═══ Records for processing ═══

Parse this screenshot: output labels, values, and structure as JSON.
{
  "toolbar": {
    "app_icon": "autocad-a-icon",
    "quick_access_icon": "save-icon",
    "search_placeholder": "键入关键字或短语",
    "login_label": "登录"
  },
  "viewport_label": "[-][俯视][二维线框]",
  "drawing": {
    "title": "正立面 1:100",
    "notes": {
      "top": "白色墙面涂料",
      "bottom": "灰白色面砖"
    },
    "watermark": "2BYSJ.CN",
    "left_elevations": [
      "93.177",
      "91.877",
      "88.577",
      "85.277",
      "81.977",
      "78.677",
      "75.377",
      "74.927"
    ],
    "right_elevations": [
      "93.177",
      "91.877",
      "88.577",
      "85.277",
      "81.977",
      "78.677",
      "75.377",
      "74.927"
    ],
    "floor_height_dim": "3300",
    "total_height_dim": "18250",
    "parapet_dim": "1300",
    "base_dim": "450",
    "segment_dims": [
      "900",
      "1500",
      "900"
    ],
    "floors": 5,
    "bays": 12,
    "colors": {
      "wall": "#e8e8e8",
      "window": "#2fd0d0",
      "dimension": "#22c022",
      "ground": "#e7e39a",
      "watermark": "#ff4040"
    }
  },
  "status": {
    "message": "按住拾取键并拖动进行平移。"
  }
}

═══

■ **Task to carry out**: Identify every line above that includes the word "icon", and show those lines.

■ **Exercise output**:
    "app_icon": "autocad-a-icon",
    "quick_access_icon": "save-icon",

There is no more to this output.